(Saved data entries)
::::

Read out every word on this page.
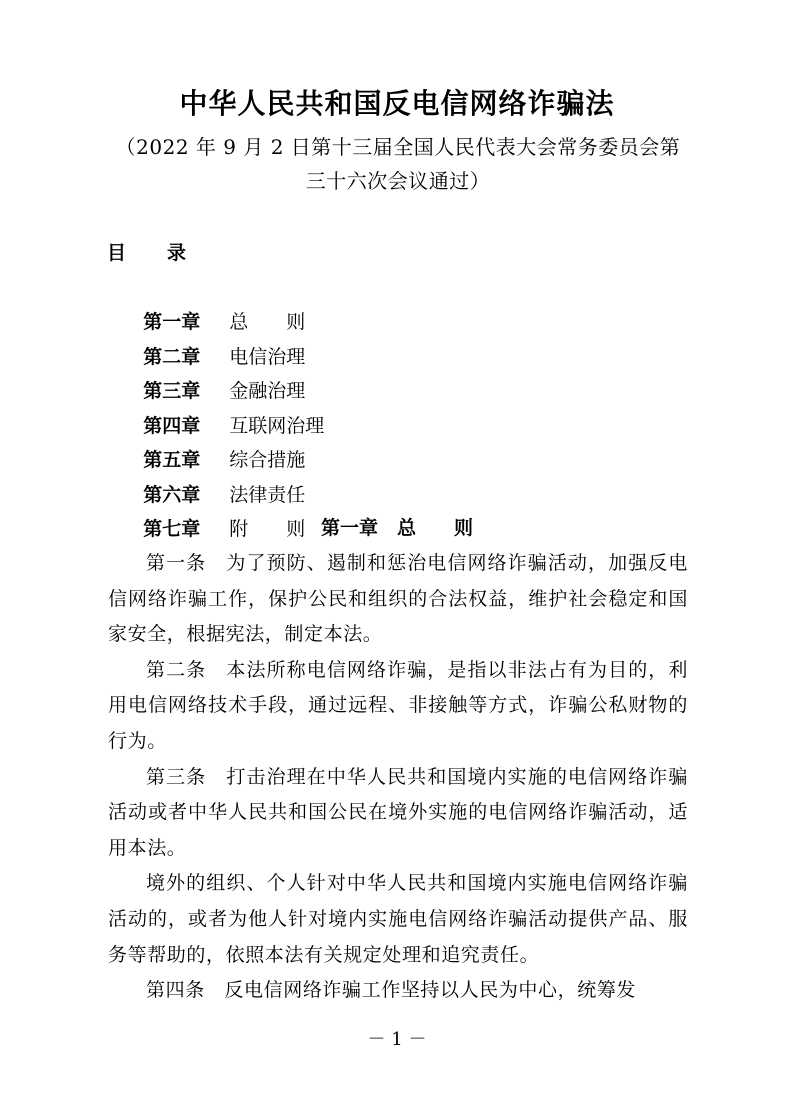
中华人民共和国反电信网络诈骗法
（2022 年 9 月 2 日第十三届全国人民代表大会常务委员会第三十六次会议通过）
目　　录

第一章 总　　则

第二章 电信治理

第三章 金融治理

第四章 互联网治理

第五章 综合措施

第六章 法律责任

第七章 附　　则
第一章　总　　则

第一条　 为了预防、遏制和惩治电信网络诈骗活动，加强反电信网络诈骗工作，保护公民和组织的合法权益，维护社会稳定和国家安全，根据宪法，制定本法。

第二条　 本法所称电信网络诈骗，是指以非法占有为目的，利用电信网络技术手段，通过远程、非接触等方式，诈骗公私财物的行为。

第三条　 打击治理在中华人民共和国境内实施的电信网络诈骗活动或者中华人民共和国公民在境外实施的电信网络诈骗活动，适用本法。

境外的组织、个人针对中华人民共和国境内实施电信网络诈骗活动的，或者为他人针对境内实施电信网络诈骗活动提供产品、服务等帮助的，依照本法有关规定处理和追究责任。

第四条　 反电信网络诈骗工作坚持以人民为中心，统筹发

－ 1 －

::::

▸ **Description of the task**
Skip the pictures and print each record exactly as it stands.

▸ **Exercise result**
Read out every word on this page.
中华人民共和国反电信网络诈骗法
（2022 年 9 月 2 日第十三届全国人民代表大会常务委员会第三十六次会议通过）
目　　录

第一章 总　　则

第二章 电信治理

第三章 金融治理

第四章 互联网治理

第五章 综合措施

第六章 法律责任

第七章 附　　则
第一章　总　　则

第一条　 为了预防、遏制和惩治电信网络诈骗活动，加强反电信网络诈骗工作，保护公民和组织的合法权益，维护社会稳定和国家安全，根据宪法，制定本法。

第二条　 本法所称电信网络诈骗，是指以非法占有为目的，利用电信网络技术手段，通过远程、非接触等方式，诈骗公私财物的行为。

第三条　 打击治理在中华人民共和国境内实施的电信网络诈骗活动或者中华人民共和国公民在境外实施的电信网络诈骗活动，适用本法。

境外的组织、个人针对中华人民共和国境内实施电信网络诈骗活动的，或者为他人针对境内实施电信网络诈骗活动提供产品、服务等帮助的，依照本法有关规定处理和追究责任。

第四条　 反电信网络诈骗工作坚持以人民为中心，统筹发

－ 1 －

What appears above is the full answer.